Problem requirements
Copy out word for word the lines of the material, beginning with its first line and continuing through the line that contains "cell-language: Chinese <box>381 252", with both of those lines included.

## START Input data

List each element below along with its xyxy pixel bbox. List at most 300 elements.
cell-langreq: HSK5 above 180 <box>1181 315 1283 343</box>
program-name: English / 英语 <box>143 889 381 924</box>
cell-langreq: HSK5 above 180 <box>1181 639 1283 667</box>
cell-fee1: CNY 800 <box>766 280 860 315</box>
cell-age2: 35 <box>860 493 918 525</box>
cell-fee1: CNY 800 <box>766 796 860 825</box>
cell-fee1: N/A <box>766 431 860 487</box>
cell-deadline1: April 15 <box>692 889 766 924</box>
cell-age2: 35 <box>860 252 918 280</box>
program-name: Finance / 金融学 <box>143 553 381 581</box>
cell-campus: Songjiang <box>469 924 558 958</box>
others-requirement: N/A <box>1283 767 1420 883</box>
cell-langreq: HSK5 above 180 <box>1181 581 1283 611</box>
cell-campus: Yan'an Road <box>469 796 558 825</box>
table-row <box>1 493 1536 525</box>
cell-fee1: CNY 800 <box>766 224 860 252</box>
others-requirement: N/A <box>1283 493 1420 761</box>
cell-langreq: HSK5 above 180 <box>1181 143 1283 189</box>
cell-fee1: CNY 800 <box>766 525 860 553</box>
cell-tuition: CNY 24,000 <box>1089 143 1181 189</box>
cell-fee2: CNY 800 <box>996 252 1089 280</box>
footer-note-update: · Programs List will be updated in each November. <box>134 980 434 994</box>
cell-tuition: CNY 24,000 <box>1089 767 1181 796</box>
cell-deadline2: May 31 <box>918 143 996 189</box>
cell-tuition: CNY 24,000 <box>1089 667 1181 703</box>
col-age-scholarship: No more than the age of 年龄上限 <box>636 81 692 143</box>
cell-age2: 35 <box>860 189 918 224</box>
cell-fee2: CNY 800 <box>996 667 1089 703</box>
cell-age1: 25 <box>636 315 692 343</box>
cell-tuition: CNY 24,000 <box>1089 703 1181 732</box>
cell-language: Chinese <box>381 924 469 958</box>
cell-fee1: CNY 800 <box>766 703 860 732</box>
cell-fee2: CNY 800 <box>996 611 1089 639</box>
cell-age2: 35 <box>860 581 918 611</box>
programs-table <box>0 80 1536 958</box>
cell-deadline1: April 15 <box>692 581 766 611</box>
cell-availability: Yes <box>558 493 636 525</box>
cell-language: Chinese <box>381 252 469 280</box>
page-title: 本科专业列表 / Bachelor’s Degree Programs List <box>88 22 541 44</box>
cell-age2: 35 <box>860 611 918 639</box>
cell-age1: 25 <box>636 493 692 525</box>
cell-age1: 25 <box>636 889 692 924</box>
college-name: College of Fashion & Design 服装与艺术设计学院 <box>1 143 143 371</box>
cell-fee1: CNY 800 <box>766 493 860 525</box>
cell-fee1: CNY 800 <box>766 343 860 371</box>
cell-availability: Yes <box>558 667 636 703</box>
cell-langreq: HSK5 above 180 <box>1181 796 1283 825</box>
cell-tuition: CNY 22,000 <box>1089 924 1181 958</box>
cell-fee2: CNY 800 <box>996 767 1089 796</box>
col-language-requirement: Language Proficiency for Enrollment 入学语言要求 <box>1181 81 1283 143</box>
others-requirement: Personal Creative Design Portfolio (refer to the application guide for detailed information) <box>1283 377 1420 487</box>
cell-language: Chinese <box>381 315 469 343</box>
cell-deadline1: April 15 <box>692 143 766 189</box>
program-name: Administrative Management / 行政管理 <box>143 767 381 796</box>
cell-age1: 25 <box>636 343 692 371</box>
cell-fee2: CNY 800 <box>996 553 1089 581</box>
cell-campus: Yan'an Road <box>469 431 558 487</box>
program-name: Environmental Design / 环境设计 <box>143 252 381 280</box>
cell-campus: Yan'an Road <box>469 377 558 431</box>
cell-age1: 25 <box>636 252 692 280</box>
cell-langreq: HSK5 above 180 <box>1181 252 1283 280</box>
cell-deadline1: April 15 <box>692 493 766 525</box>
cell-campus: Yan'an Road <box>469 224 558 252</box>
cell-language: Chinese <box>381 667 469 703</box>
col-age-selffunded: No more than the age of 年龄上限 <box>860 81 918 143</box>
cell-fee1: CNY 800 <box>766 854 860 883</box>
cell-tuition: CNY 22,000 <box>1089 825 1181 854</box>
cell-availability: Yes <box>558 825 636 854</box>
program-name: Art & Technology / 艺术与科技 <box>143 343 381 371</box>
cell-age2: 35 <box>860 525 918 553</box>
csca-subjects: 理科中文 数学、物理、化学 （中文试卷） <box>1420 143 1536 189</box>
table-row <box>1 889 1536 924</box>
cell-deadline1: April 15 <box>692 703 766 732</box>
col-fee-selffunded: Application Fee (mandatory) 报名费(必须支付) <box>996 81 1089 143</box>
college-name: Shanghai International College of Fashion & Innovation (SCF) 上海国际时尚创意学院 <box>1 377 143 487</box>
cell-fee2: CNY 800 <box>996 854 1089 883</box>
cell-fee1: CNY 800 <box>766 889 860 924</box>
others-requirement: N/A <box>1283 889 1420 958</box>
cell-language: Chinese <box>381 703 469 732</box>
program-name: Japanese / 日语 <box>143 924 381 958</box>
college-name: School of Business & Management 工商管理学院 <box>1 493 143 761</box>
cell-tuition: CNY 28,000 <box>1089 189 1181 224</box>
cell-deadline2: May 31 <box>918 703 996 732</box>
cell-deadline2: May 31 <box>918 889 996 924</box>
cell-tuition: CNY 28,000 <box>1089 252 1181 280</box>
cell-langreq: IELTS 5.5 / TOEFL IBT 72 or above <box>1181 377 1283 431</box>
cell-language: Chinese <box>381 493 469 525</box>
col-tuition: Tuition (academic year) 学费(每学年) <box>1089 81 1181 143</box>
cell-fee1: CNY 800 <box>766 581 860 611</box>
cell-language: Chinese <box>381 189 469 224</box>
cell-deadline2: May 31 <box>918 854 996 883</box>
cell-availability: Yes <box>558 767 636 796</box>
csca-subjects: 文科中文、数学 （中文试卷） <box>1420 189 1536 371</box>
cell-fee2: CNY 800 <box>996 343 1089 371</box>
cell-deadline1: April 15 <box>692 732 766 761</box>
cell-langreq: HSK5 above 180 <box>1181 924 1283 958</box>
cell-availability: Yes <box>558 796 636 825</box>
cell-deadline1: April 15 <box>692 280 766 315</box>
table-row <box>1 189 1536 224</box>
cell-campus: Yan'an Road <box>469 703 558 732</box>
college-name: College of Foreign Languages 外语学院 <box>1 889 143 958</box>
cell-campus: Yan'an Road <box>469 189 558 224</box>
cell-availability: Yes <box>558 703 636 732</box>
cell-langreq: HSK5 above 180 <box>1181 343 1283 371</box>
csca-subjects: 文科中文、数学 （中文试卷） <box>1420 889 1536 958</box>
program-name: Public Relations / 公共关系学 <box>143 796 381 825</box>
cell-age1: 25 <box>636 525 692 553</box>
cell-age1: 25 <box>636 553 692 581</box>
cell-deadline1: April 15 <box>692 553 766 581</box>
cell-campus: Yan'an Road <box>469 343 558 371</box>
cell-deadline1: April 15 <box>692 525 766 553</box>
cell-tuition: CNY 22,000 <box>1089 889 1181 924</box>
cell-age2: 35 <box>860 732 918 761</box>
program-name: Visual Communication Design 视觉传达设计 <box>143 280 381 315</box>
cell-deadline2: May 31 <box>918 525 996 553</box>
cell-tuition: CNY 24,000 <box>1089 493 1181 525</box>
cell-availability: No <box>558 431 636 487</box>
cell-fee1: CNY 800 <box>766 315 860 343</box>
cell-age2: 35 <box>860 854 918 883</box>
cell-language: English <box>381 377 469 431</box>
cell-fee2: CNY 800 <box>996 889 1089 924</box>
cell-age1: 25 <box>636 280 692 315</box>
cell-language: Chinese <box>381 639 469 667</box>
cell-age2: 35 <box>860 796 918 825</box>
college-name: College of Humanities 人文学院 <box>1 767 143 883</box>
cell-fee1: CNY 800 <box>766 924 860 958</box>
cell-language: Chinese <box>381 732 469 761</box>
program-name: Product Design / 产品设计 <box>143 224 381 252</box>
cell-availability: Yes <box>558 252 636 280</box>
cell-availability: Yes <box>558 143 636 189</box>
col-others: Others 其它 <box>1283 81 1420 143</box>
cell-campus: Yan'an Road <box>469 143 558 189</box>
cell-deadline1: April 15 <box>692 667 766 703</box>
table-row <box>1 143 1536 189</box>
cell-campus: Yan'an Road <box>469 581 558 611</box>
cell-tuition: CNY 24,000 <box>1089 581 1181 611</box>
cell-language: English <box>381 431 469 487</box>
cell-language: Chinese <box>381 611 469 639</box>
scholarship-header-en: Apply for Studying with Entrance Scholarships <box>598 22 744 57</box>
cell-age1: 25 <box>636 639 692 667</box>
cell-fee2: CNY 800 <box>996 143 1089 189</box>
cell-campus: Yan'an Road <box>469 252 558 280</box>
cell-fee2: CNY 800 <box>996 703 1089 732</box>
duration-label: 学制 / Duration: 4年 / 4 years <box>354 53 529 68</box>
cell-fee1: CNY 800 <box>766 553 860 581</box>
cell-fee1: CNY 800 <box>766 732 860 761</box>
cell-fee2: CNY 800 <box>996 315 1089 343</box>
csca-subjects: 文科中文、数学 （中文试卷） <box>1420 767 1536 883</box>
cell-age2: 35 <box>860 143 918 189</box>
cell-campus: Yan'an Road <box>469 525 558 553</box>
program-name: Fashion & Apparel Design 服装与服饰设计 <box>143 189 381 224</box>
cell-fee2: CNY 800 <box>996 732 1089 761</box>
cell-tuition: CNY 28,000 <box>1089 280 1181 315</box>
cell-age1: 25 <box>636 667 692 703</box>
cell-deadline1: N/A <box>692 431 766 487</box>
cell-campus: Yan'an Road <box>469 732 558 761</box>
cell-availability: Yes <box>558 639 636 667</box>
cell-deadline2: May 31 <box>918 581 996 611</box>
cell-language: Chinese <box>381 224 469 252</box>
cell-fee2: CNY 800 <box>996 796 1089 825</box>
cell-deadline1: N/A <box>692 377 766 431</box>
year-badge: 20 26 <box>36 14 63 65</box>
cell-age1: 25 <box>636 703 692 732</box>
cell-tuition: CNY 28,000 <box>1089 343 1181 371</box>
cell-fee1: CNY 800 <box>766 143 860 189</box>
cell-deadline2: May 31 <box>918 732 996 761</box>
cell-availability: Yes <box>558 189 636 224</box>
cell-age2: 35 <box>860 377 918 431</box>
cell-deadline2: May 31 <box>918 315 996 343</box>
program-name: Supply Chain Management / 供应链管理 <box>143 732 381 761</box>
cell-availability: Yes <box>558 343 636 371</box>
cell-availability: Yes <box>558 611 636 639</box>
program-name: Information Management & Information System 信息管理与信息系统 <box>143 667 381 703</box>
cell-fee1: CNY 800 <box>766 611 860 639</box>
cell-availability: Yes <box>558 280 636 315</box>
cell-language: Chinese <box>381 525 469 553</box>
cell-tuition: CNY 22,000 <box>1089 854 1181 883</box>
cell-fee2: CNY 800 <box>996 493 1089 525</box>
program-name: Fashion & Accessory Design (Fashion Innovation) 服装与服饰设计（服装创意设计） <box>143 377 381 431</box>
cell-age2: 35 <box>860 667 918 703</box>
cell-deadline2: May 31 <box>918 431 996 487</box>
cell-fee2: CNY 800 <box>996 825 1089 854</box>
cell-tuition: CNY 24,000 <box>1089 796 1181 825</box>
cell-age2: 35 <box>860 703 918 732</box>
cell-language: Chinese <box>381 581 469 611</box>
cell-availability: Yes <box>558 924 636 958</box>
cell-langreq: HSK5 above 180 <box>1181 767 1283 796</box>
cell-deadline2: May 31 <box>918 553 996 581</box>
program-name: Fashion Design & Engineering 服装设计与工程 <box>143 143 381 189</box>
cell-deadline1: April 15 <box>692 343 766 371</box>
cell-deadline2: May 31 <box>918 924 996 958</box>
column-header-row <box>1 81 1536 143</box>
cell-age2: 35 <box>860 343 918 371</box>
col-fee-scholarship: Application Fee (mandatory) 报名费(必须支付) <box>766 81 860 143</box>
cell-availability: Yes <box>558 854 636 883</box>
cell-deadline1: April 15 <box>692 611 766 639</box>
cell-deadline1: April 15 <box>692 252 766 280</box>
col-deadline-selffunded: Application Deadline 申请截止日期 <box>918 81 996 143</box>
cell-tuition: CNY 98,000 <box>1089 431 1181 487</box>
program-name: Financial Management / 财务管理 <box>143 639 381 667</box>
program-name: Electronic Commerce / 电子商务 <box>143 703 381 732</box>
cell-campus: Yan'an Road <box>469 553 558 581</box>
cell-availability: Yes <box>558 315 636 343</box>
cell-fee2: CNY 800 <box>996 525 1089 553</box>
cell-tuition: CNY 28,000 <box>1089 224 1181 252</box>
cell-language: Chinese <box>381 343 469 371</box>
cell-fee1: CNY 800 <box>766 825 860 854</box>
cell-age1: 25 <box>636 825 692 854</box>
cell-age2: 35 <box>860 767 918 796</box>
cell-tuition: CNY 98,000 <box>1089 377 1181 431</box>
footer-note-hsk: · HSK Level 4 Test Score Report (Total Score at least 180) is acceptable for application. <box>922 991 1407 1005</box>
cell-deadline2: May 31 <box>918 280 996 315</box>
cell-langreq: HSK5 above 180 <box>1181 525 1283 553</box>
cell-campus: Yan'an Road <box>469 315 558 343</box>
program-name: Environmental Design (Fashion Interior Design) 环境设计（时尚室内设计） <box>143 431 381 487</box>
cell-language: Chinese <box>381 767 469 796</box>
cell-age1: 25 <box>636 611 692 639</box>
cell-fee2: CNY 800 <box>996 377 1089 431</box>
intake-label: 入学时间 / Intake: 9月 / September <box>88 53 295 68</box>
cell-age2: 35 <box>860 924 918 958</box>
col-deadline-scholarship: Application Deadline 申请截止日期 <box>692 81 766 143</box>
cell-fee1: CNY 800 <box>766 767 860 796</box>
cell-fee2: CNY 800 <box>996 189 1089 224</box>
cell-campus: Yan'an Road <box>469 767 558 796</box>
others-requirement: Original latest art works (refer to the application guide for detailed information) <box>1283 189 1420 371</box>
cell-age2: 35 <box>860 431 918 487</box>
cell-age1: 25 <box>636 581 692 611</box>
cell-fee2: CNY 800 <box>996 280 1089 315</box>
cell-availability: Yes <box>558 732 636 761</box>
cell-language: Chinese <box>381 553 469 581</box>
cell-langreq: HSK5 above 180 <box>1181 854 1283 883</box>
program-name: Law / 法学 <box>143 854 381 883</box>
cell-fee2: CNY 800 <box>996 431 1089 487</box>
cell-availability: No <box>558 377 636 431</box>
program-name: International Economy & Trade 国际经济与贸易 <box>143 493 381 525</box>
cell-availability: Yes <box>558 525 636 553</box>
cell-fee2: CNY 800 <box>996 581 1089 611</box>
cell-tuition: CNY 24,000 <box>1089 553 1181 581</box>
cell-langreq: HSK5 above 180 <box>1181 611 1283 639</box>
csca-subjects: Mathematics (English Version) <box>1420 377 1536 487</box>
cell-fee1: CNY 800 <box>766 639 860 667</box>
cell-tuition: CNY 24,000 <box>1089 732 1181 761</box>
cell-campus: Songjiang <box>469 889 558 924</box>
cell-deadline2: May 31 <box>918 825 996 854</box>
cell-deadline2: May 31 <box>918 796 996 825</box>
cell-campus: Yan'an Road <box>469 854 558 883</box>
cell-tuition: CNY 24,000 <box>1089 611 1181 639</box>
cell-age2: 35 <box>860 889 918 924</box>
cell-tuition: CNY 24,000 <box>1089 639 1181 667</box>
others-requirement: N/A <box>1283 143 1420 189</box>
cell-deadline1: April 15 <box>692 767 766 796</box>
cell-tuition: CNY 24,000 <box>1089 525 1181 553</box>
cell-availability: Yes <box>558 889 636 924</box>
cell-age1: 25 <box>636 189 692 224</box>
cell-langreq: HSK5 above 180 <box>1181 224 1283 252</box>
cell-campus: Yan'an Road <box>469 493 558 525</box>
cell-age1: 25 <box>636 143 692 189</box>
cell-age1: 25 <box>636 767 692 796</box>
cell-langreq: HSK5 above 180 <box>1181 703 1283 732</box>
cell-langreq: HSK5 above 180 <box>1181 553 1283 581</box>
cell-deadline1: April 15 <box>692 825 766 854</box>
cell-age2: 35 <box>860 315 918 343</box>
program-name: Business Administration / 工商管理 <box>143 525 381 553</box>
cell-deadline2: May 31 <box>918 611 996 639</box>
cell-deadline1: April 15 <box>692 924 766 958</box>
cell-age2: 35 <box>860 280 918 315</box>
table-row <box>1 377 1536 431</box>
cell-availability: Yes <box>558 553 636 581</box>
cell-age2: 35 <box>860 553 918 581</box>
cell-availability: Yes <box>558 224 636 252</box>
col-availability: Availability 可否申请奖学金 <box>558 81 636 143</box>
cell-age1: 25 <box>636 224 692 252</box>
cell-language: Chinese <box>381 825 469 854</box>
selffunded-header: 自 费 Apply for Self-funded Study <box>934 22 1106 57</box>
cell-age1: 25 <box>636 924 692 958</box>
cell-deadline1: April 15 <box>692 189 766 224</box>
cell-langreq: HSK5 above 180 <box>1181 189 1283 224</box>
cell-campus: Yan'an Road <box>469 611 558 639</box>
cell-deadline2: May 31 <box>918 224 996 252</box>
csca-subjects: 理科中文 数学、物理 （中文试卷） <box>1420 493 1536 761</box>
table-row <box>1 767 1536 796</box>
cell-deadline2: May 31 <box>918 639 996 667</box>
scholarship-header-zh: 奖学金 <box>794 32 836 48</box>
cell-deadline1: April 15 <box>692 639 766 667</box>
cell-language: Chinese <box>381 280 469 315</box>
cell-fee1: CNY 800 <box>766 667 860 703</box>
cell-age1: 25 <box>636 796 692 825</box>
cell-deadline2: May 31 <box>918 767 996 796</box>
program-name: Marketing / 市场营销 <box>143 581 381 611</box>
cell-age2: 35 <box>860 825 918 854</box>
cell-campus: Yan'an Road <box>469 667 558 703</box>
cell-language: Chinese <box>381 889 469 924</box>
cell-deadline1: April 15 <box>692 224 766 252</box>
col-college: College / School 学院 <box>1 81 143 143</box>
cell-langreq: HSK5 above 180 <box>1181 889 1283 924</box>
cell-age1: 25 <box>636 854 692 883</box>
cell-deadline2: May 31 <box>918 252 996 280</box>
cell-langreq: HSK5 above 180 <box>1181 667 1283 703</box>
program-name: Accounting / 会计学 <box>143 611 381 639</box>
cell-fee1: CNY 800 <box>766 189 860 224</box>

## END Input data

Exercise solution
List each element below along with its xyxy pixel bbox. List at most 300 elements.
cell-langreq: HSK5 above 180 <box>1181 315 1283 343</box>
program-name: English / 英语 <box>143 889 381 924</box>
cell-langreq: HSK5 above 180 <box>1181 639 1283 667</box>
cell-fee1: CNY 800 <box>766 280 860 315</box>
cell-age2: 35 <box>860 493 918 525</box>
cell-fee1: CNY 800 <box>766 796 860 825</box>
cell-fee1: N/A <box>766 431 860 487</box>
cell-deadline1: April 15 <box>692 889 766 924</box>
cell-age2: 35 <box>860 252 918 280</box>
program-name: Finance / 金融学 <box>143 553 381 581</box>
cell-campus: Songjiang <box>469 924 558 958</box>
others-requirement: N/A <box>1283 767 1420 883</box>
cell-langreq: HSK5 above 180 <box>1181 581 1283 611</box>
cell-campus: Yan'an Road <box>469 796 558 825</box>
table-row <box>1 493 1536 525</box>
cell-fee1: CNY 800 <box>766 224 860 252</box>
others-requirement: N/A <box>1283 493 1420 761</box>
cell-langreq: HSK5 above 180 <box>1181 143 1283 189</box>
cell-fee1: CNY 800 <box>766 525 860 553</box>
cell-tuition: CNY 24,000 <box>1089 143 1181 189</box>
cell-fee2: CNY 800 <box>996 252 1089 280</box>
footer-note-update: · Programs List will be updated in each November. <box>134 980 434 994</box>
cell-tuition: CNY 24,000 <box>1089 767 1181 796</box>
cell-deadline2: May 31 <box>918 143 996 189</box>
cell-tuition: CNY 24,000 <box>1089 667 1181 703</box>
col-age-scholarship: No more than the age of 年龄上限 <box>636 81 692 143</box>
cell-age2: 35 <box>860 189 918 224</box>
cell-fee2: CNY 800 <box>996 667 1089 703</box>
cell-age1: 25 <box>636 315 692 343</box>
cell-tuition: CNY 24,000 <box>1089 703 1181 732</box>
cell-language: Chinese <box>381 924 469 958</box>
cell-fee1: CNY 800 <box>766 703 860 732</box>
cell-fee2: CNY 800 <box>996 611 1089 639</box>
cell-age2: 35 <box>860 581 918 611</box>
programs-table <box>0 80 1536 958</box>
cell-deadline1: April 15 <box>692 581 766 611</box>
cell-availability: Yes <box>558 493 636 525</box>
cell-language: Chinese <box>381 252 469 280</box>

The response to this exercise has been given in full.